** FRAGMENTO PROPORCIONADO **
¿Se puede confiar en el consejo médico de un chatbot de IA? Lo que muestran los nuevos test

Hace apenas unos años, los chatbots de IA eran una curiosidad en medicina. Hoy, los médicos los consultan para redactar notas, los pacientes les describen sus síntomas y los sistemas hospitalarios los despliegan para agilizar las decisiones de triaje. Detrás de esta rápida adopción se esconde una pregunta incómoda: ¿cómo sabemos realmente cuán fiables son estos sistemas?
En teoría, la respuesta deberían darla los test de referencia (benchmarks): exámenes estandarizados que miden con qué frecuencia un modelo de IA responde correctamente a preguntas médicas. Pero algunos desarrolladores del sector sostienen que esos mismos test presentan fallas serias. Un modelo puede obtener buena puntuación en un examen médico de opción múltiple y, sin embargo, fallar ante el relato confuso y contradictorio de un paciente real describiendo sus síntomas.
Parte del problema surge de comparar, con la misma vara, a los grandes modelos de lenguaje de propósito general con sistemas diseñados específicamente para medicina. Un chatbot generalista, entrenado con un vasto conjunto de textos, puede producir respuestas fluidas y seguras, y esa fluidez puede confundirse con precisión médica. Los sistemas de enfoque clínico, entrenados con conjuntos de datos más acotados, suelen mostrarse más cautelosos, lo que puede hacerlos parecer "menos útiles" en las mismas pruebas.

** PREGUNTAS DE LECTURA **
a) En el texto sobre los chatbots médicos, ¿por qué los sistemas de enfoque clínico pueden parecer "menos útiles" en las mismas pruebas? Contesta en una a tres oraciones.
b) Sigue escribiendo el texto sobre los chatbots médicos a partir de su última oración.

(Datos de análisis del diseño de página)
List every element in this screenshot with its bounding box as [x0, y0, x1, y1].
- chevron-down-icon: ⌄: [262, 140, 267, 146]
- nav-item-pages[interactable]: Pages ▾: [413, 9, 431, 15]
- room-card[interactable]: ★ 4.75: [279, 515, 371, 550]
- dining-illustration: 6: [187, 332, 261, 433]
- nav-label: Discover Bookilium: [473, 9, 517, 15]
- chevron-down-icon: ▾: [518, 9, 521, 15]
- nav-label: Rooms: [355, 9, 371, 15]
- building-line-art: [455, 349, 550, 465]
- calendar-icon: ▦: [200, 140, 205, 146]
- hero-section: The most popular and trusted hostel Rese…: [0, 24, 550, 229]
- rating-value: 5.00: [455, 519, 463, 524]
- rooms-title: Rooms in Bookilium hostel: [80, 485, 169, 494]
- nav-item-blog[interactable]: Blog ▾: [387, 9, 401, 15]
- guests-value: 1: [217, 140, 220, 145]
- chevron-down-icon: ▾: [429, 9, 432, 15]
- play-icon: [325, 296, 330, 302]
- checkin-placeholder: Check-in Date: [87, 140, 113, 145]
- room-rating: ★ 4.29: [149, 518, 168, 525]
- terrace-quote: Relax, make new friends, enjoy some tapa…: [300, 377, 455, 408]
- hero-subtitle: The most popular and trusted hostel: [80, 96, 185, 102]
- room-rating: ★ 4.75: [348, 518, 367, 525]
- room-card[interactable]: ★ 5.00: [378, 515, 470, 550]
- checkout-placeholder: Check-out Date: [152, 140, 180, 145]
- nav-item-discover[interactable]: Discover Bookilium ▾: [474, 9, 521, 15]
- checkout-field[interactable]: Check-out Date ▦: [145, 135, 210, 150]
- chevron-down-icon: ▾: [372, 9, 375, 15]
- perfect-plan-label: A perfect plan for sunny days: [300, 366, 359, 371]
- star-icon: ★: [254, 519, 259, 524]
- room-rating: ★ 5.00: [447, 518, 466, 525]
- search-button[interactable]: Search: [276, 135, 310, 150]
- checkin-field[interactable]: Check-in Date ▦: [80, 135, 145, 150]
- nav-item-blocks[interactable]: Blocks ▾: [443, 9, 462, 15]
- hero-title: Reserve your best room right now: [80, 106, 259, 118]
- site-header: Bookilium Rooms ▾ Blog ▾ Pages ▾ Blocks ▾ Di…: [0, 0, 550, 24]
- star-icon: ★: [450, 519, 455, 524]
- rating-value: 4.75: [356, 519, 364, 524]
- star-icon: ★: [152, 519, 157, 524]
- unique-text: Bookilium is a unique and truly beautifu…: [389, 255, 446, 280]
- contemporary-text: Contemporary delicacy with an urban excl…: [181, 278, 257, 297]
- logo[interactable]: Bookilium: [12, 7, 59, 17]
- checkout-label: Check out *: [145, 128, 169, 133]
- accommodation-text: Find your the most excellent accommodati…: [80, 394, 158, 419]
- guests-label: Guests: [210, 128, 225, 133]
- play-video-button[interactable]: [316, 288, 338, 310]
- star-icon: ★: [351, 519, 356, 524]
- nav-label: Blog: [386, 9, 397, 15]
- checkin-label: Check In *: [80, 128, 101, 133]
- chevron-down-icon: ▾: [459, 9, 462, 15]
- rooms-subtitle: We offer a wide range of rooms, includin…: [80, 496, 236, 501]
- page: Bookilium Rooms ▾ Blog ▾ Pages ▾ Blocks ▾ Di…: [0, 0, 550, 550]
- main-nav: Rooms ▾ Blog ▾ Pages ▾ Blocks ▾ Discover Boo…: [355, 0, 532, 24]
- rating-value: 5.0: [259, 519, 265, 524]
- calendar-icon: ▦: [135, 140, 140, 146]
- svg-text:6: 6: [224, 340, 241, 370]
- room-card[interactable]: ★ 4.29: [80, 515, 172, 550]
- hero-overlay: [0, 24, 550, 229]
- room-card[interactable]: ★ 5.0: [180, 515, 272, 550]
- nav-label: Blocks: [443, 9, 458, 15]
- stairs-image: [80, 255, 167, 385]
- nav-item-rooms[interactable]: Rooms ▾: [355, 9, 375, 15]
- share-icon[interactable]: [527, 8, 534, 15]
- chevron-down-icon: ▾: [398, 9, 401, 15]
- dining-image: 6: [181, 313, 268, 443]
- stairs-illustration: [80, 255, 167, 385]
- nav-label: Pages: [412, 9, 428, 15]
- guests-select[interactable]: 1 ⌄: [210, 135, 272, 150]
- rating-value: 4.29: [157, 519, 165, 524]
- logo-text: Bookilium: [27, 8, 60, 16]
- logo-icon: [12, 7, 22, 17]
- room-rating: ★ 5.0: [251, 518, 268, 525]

** RESULTADOS DEL EJERCICIO **
a) Están entrenados con conjuntos de datos más acotados y suelen mostrarse más cautelosos, y esa cautela puede hacerlos parecer menos útiles. En cambio, un chatbot generalista da respuestas fluidas y seguras, y esa fluidez puede confundirse con precisión médica.

b)
Esa distinción tiene consecuencias muy reales fuera del laboratorio. Un chatbot que ayuda a un médico a ampliar un diagnóstico diferencial y una aplicación que habla directamente con un paciente que evalúa sus propios síntomas presentan perfiles de riesgo muy distintos. Un error en el primer caso queda filtrado por un clínico experimentado; un error en el segundo puede llegar directamente al paciente.
Existe un consenso creciente entre los desarrolladores: los sistemas de evaluación actuales no logran captar la complejidad de los entornos clínicos reales. Las pruebas estándar suelen presentar preguntas claras, con una única respuesta correcta, mientras que la práctica médica real está llena de información incompleta, síntomas contradictorios y presión de tiempo. Que un modelo sobresalga en preguntas de examen no revela cómo maneja la incertidumbre.
Algunos investigadores proponen en cambio pruebas centradas en la seguridad: medir si un modelo sabe decir "no lo sé" o derivar a un paciente a un médico humano, en lugar de limitarse a su tasa de aciertos bruta. Es una capacidad más difícil de medir, pero clínicamente mucho más determinante.
Del lado del paciente, los riesgos son aún más concretos. Alguien que describe sus síntomas a un chatbot no siempre puede distinguir si la respuesta que recibe es un juicio experto o una estimación estadística. Esa ambigüedad se vuelve especialmente peligrosa ante enfermedades raras o situaciones que requieren atención urgente.
Los sistemas de salud que adoptan estas herramientas intentan mantener un equilibrio cuidadoso: capturar las ganancias de eficiencia sin comprometer la seguridad del paciente. Algunos hospitales usan la IA únicamente como una capa de "segunda opinión", dejando siempre la decisión final en manos de un clínico.
Los expertos coinciden en gran medida en que el sector necesita estándares de evaluación compartidos y auditados de forma independiente. Sin ellos, cada empresa diseña su propia prueba y declara su propio éxito, lo que hace casi imposible que pacientes y médicos sepan cuánto confiar en un sistema determinado.
Por ahora, el consejo más práctico para los pacientes es este: tratar la información médica de un chatbot como un punto de partida, no como la última palabra. La tecnología puede estar avanzando con rapidez, pero las herramientas creadas para certificarla como segura todavía no le han dado alcance.